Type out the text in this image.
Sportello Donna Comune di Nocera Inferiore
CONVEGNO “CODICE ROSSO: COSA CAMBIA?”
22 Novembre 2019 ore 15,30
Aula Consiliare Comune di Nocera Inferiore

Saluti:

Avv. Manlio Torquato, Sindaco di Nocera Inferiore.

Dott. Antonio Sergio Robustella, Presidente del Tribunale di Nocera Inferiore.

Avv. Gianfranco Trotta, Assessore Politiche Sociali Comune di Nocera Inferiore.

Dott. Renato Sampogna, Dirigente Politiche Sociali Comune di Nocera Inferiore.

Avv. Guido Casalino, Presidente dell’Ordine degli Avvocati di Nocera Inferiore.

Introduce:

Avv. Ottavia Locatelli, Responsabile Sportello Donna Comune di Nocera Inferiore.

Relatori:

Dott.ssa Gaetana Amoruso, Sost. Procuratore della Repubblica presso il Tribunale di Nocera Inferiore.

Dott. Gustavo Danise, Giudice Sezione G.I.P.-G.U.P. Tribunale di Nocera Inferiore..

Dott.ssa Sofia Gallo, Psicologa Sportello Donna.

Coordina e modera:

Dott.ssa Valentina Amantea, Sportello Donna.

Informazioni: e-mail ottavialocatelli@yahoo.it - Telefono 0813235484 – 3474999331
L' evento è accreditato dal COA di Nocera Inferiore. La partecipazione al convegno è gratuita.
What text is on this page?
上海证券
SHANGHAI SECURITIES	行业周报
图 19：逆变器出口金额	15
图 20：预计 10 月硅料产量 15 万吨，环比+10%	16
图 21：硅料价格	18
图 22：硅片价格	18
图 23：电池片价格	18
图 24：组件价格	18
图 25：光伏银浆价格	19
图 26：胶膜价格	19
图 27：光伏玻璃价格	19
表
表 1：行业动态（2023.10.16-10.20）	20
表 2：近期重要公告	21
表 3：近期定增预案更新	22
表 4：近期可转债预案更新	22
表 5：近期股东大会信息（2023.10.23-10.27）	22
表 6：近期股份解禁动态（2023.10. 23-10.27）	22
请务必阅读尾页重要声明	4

▸ **What you will do**: Nothing but the lines from the one with "What text is on this page?" through the last line should be repeated, each exactly as it stands.

▸ **Answer below**:
What text is on this page?
上海证券
SHANGHAI SECURITIES	行业周报
图 19：逆变器出口金额	15
图 20：预计 10 月硅料产量 15 万吨，环比+10%	16
图 21：硅料价格	18
图 22：硅片价格	18
图 23：电池片价格	18
图 24：组件价格	18
图 25：光伏银浆价格	19
图 26：胶膜价格	19
图 27：光伏玻璃价格	19
表
表 1：行业动态（2023.10.16-10.20）	20
表 2：近期重要公告	21
表 3：近期定增预案更新	22
表 4：近期可转债预案更新	22
表 5：近期股东大会信息（2023.10.23-10.27）	22
表 6：近期股份解禁动态（2023.10. 23-10.27）	22
请务必阅读尾页重要声明	4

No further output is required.